───── THE RECORDS ─────

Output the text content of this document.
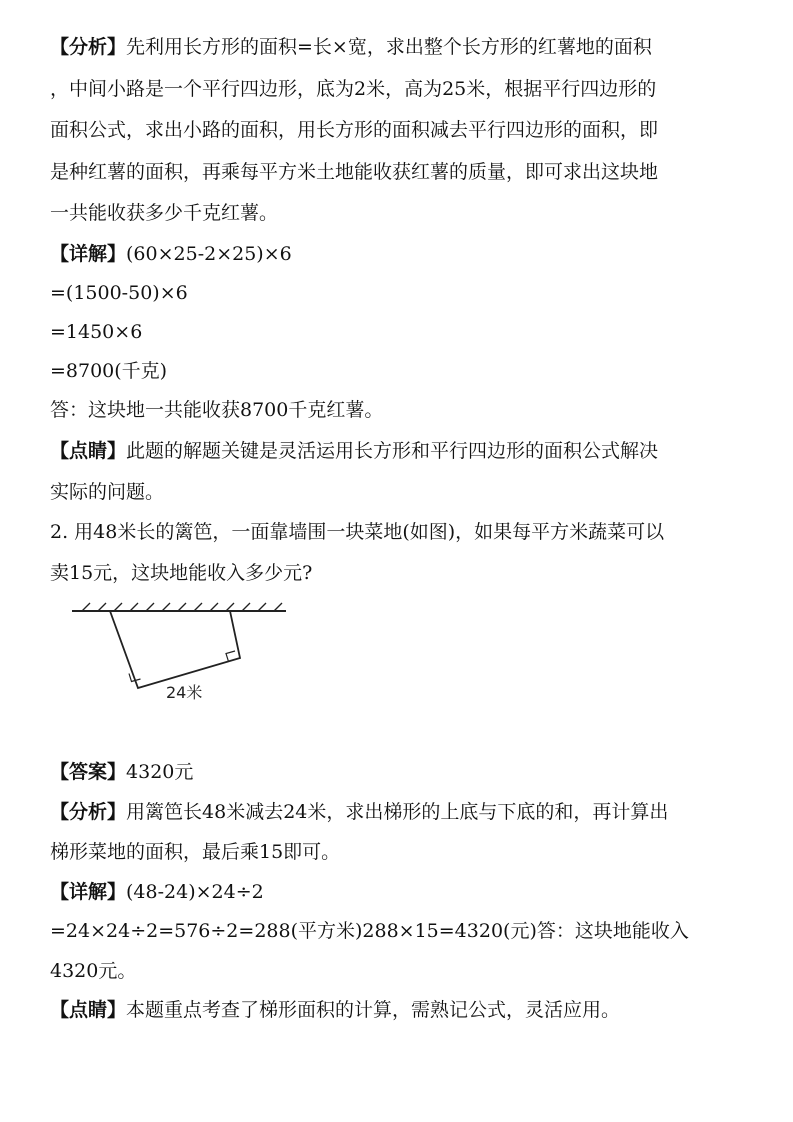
【分析】先利用长方形的面积=长×宽，求出整个长方形的红薯地的面积
，中间小路是一个平行四边形，底为2米，高为25米，根据平行四边形的
面积公式，求出小路的面积，用长方形的面积减去平行四边形的面积，即
是种红薯的面积，再乘每平方米土地能收获红薯的质量，即可求出这块地
一共能收获多少千克红薯。
【详解】(60×25-2×25)×6
=(1500-50)×6
=1450×6
=8700(千克)
答：这块地一共能收获8700千克红薯。
【点睛】此题的解题关键是灵活运用长方形和平行四边形的面积公式解决
实际的问题。
2. 用48米长的篱笆，一面靠墙围一块菜地(如图)，如果每平方米蔬菜可以
卖15元，这块地能收入多少元?
24米
【答案】4320元
【分析】用篱笆长48米减去24米，求出梯形的上底与下底的和，再计算出
梯形菜地的面积，最后乘15即可。
【详解】(48-24)×24÷2
=24×24÷2=576÷2=288(平方米)288×15=4320(元)答：这块地能收入
4320元。
【点睛】本题重点考查了梯形面积的计算，需熟记公式，灵活应用。
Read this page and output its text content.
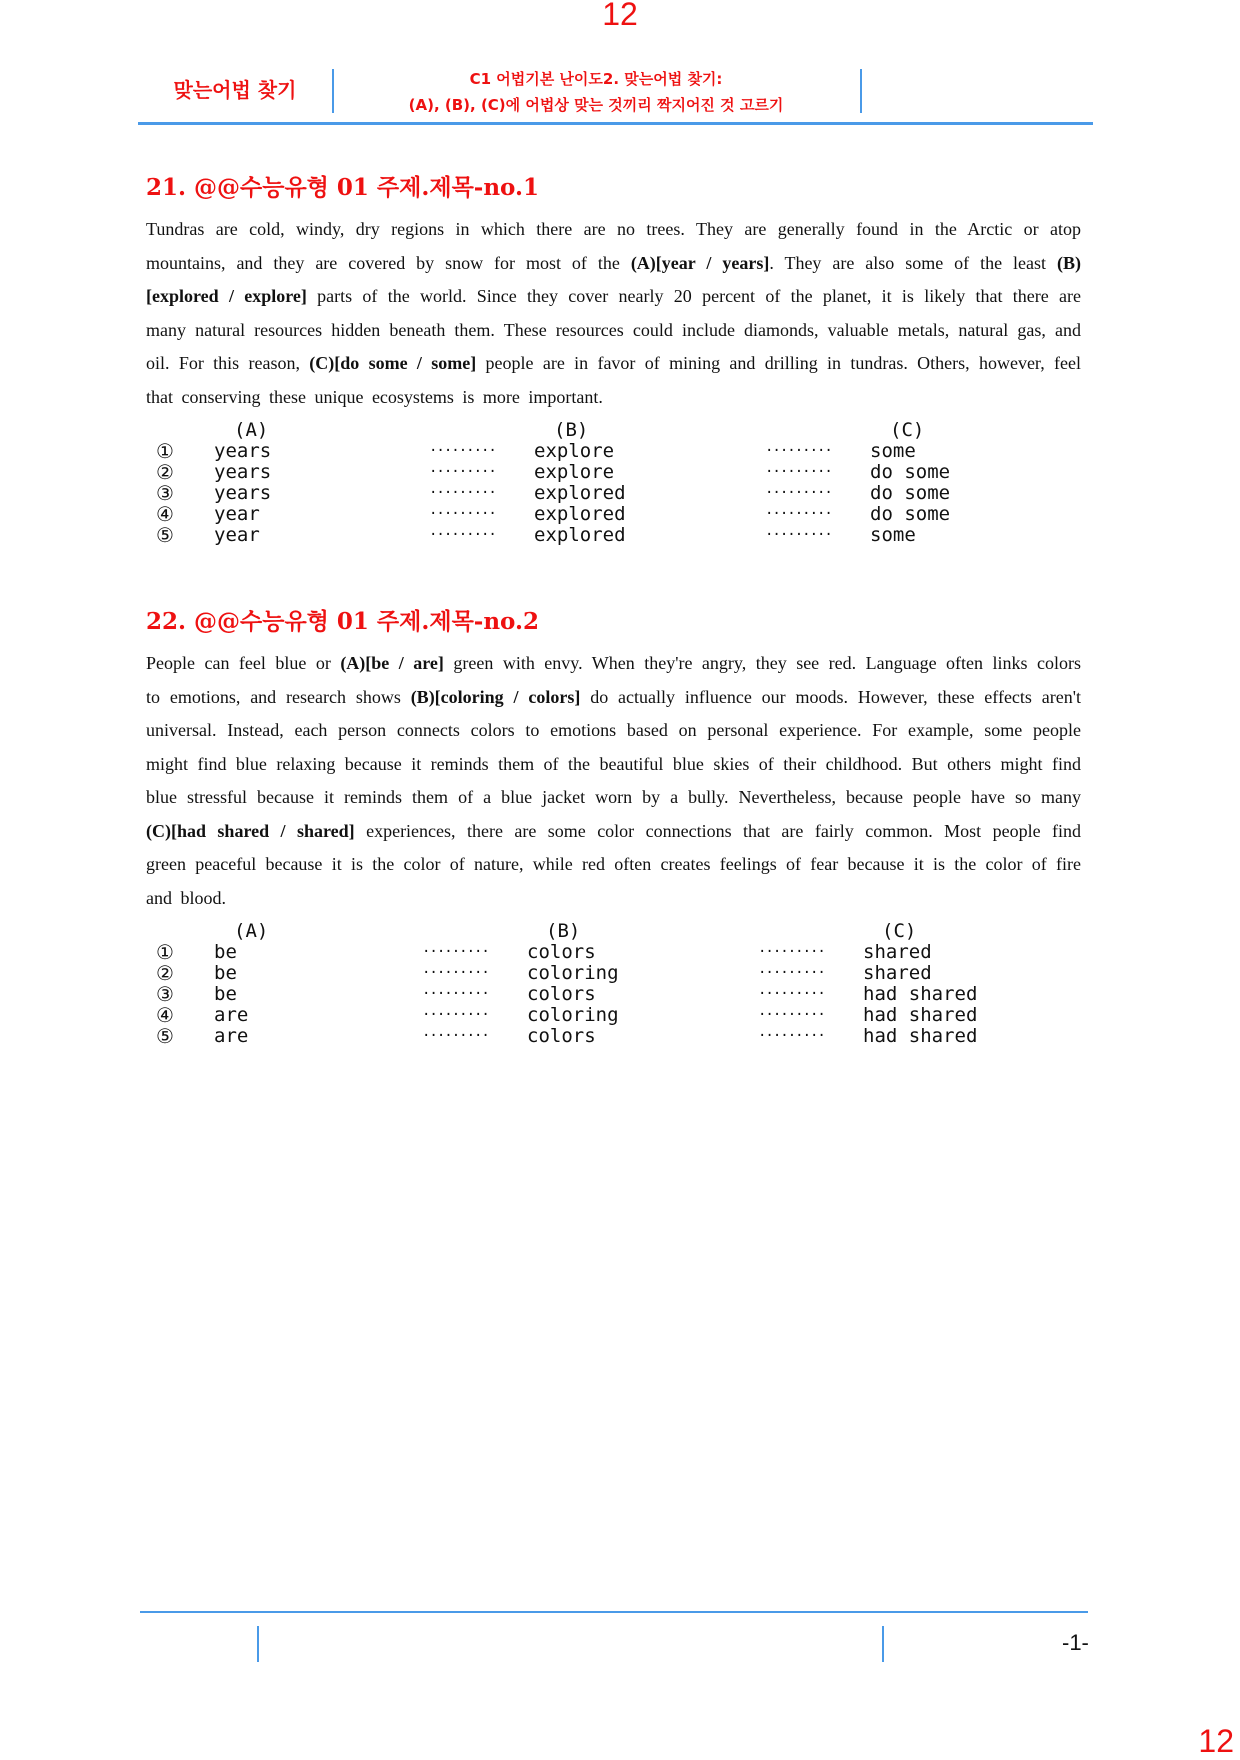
12
맞는어법 찾기	C1 어법기본 난이도2. 맞는어법 찾기:
(A), (B), (C)에 어법상 맞는 것끼리 짝지어진 것 고르기
21. @@수능유형 01 주제.제목-no.1

Tundras are cold, windy, dry regions in which there are no trees. They are generally found in the Arctic or atop mountains, and they are covered by snow for most of the (A)[year / years]. They are also some of the least (B)[explored / explore] parts of the world. Since they cover nearly 20 percent of the planet, it is likely that there are many natural resources hidden beneath them. These resources could include diamonds, valuable metals, natural gas, and oil. For this reason, (C)[do some / some] people are in favor of mining and drilling in tundras. Others, however, feel that conserving these unique ecosystems is more important.

(A)	(B)	(C)
① years	········· explore	········· some
② years	········· explore	········· do some
③ years	········· explored	········· do some
④ year	········· explored	········· do some
⑤ year	········· explored	········· some
22. @@수능유형 01 주제.제목-no.2

People can feel blue or (A)[be / are] green with envy. When they're angry, they see red. Language often links colors to emotions, and research shows (B)[coloring / colors] do actually influence our moods. However, these effects aren't universal. Instead, each person connects colors to emotions based on personal experience. For example, some people might find blue relaxing because it reminds them of the beautiful blue skies of their childhood. But others might find blue stressful because it reminds them of a blue jacket worn by a bully. Nevertheless, because people have so many (C)[had shared / shared] experiences, there are some color connections that are fairly common. Most people find green peaceful because it is the color of nature, while red often creates feelings of fear because it is the color of fire and blood.

(A)	(B)	(C)
① be	········· colors	········· shared
② be	········· coloring	········· shared
③ be	········· colors	········· had shared
④ are	········· coloring	········· had shared
⑤ are	········· colors	········· had shared
-1-
12
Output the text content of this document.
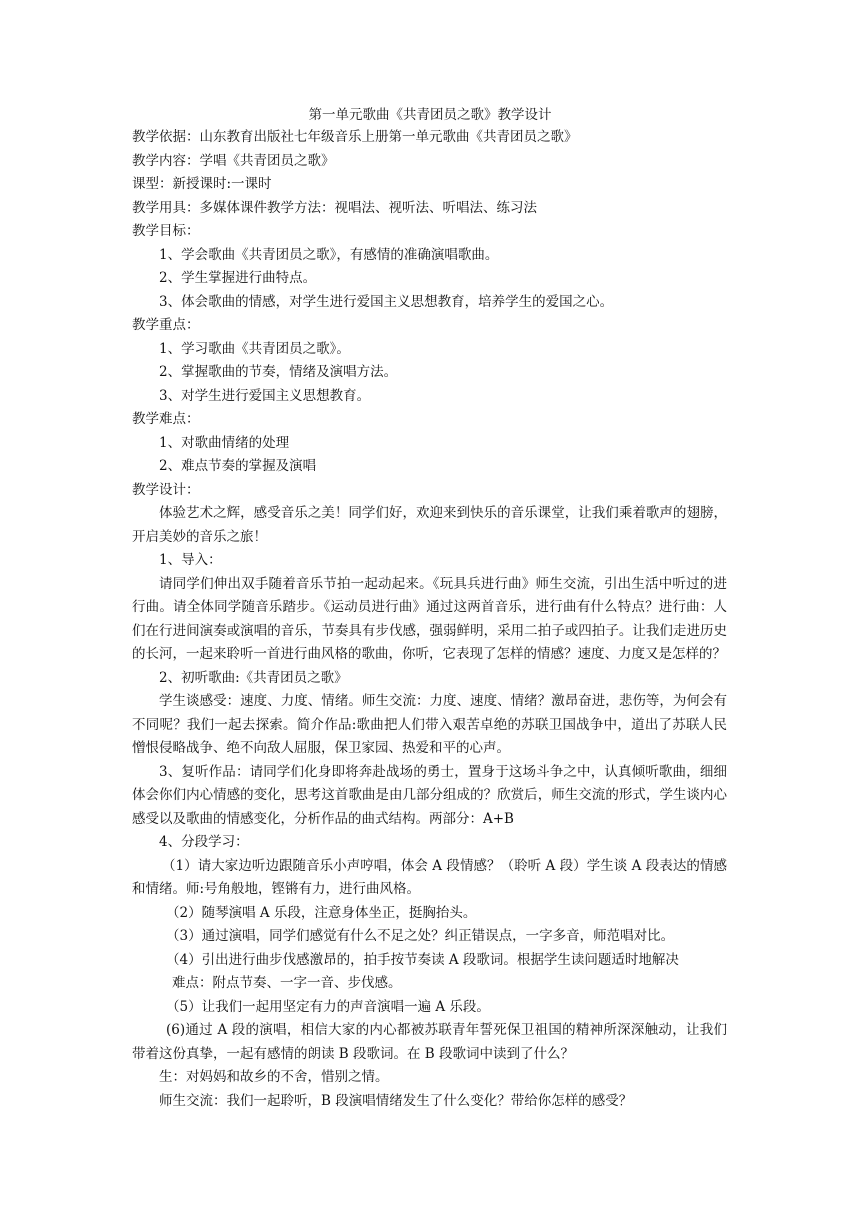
第一单元歌曲《共青团员之歌》教学设计
教学依据：山东教育出版社七年级音乐上册第一单元歌曲《共青团员之歌》
教学内容：学唱《共青团员之歌》
课型：新授课时:一课时
教学用具：多媒体课件教学方法：视唱法、视听法、听唱法、练习法
教学目标：
1、学会歌曲《共青团员之歌》，有感情的准确演唱歌曲。
2、学生掌握进行曲特点。
3、体会歌曲的情感，对学生进行爱国主义思想教育，培养学生的爱国之心。
教学重点：
1、学习歌曲《共青团员之歌》。
2、掌握歌曲的节奏，情绪及演唱方法。
3、对学生进行爱国主义思想教育。
教学难点：
1、对歌曲情绪的处理
2、难点节奏的掌握及演唱
教学设计：
体验艺术之辉，感受音乐之美！同学们好，欢迎来到快乐的音乐课堂，让我们乘着歌声的翅膀，开启美妙的音乐之旅！
1、导入：
请同学们伸出双手随着音乐节拍一起动起来。《玩具兵进行曲》师生交流，引出生活中听过的进行曲。请全体同学随音乐踏步。《运动员进行曲》通过这两首音乐，进行曲有什么特点？进行曲：人们在行进间演奏或演唱的音乐，节奏具有步伐感，强弱鲜明，采用二拍子或四拍子。让我们走进历史的长河，一起来聆听一首进行曲风格的歌曲，你听，它表现了怎样的情感？速度、力度又是怎样的？
2、初听歌曲:《共青团员之歌》
学生谈感受：速度、力度、情绪。师生交流：力度、速度、情绪？激昂奋进，悲伤等，为何会有不同呢？我们一起去探索。简介作品:歌曲把人们带入艰苦卓绝的苏联卫国战争中，道出了苏联人民憎恨侵略战争、绝不向敌人屈服，保卫家园、热爱和平的心声。
3、复听作品：请同学们化身即将奔赴战场的勇士，置身于这场斗争之中，认真倾听歌曲，细细体会你们内心情感的变化，思考这首歌曲是由几部分组成的？欣赏后，师生交流的形式，学生谈内心感受以及歌曲的情感变化，分析作品的曲式结构。两部分：A+B
4、分段学习：
（1）请大家边听边跟随音乐小声哼唱，体会 A 段情感？（聆听 A 段）学生谈 A 段表达的情感和情绪。师:号角般地，铿锵有力，进行曲风格。
（2）随琴演唱 A 乐段，注意身体坐正，挺胸抬头。
（3）通过演唱，同学们感觉有什么不足之处？纠正错误点，一字多音，师范唱对比。
（4）引出进行曲步伐感激昂的，拍手按节奏读 A 段歌词。根据学生读问题适时地解决
难点：附点节奏、一字一音、步伐感。
（5）让我们一起用坚定有力的声音演唱一遍 A 乐段。
(6)通过 A 段的演唱，相信大家的内心都被苏联青年誓死保卫祖国的精神所深深触动，让我们带着这份真挚，一起有感情的朗读 B 段歌词。在 B 段歌词中读到了什么？
生：对妈妈和故乡的不舍，惜别之情。
师生交流：我们一起聆听，B 段演唱情绪发生了什么变化？带给你怎样的感受？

─────

Isolate the lines that hold the word "수능유형" and copy all of them.

▶ RESPONSE TO THIS TASK
21. @@수능유형 01 주제.제목-no.1
22. @@수능유형 01 주제.제목-no.2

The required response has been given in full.